§ Brief: Below is a listing. Gather each line of it that contains "TeleHuman".

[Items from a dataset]

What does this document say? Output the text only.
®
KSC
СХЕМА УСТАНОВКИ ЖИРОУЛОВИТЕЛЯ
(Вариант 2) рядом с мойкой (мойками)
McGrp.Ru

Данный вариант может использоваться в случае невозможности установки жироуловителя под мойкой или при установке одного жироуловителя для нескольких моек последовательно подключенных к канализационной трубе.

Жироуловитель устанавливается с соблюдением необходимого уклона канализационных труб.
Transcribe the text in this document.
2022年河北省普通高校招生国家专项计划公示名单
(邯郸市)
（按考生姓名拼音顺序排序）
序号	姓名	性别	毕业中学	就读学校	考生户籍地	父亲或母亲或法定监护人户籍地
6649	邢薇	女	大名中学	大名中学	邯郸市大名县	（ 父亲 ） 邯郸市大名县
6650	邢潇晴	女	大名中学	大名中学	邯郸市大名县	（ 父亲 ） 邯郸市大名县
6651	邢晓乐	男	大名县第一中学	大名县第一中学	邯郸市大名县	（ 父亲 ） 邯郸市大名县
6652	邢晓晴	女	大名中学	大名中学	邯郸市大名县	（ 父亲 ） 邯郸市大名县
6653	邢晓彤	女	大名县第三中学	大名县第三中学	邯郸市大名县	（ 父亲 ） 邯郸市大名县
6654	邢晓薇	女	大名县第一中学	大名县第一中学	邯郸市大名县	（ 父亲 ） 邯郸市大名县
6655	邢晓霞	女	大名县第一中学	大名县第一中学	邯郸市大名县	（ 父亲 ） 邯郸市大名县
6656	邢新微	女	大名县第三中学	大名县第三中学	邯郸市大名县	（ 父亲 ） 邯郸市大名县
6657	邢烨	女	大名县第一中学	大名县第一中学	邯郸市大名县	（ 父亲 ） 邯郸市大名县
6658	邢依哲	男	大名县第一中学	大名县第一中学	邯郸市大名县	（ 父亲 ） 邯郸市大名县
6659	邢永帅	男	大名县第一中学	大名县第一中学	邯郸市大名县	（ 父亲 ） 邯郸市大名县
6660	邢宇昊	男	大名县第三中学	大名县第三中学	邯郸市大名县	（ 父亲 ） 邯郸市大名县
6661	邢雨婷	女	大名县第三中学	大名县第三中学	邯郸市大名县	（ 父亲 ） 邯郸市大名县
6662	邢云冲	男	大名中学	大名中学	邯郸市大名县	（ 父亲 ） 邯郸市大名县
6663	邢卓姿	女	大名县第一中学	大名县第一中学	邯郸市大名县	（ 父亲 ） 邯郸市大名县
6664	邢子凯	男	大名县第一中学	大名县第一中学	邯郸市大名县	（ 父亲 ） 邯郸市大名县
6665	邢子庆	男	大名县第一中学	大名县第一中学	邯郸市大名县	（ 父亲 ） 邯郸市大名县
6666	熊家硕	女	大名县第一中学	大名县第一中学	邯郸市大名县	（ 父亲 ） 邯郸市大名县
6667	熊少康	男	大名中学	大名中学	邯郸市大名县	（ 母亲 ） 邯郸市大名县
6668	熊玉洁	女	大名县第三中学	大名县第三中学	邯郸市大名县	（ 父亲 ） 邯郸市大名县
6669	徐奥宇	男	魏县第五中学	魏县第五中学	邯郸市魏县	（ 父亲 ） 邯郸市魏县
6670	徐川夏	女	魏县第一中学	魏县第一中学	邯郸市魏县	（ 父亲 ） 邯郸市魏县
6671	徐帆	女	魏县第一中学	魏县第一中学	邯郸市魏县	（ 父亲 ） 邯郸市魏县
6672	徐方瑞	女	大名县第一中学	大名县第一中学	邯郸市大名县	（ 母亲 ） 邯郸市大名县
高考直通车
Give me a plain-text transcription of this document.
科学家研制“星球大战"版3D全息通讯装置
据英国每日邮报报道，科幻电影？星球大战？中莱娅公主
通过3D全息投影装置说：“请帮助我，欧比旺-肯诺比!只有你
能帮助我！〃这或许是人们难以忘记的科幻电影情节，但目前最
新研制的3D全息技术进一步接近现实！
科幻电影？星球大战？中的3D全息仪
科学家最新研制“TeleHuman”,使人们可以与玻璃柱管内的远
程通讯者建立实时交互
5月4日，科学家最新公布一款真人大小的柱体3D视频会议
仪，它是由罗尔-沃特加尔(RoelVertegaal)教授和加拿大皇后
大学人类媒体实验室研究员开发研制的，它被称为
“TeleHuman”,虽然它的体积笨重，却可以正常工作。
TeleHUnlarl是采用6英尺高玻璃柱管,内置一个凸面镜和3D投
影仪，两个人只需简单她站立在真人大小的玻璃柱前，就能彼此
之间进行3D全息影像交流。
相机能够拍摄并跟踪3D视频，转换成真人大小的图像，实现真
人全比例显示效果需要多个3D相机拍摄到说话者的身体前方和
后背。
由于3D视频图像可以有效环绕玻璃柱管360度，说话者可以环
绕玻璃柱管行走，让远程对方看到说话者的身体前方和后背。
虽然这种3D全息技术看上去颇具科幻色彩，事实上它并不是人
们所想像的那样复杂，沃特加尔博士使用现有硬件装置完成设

§ Written reply:
科学家最新研制“TeleHuman”,使人们可以与玻璃柱管内的远
“TeleHuman”,虽然它的体积笨重，却可以正常工作。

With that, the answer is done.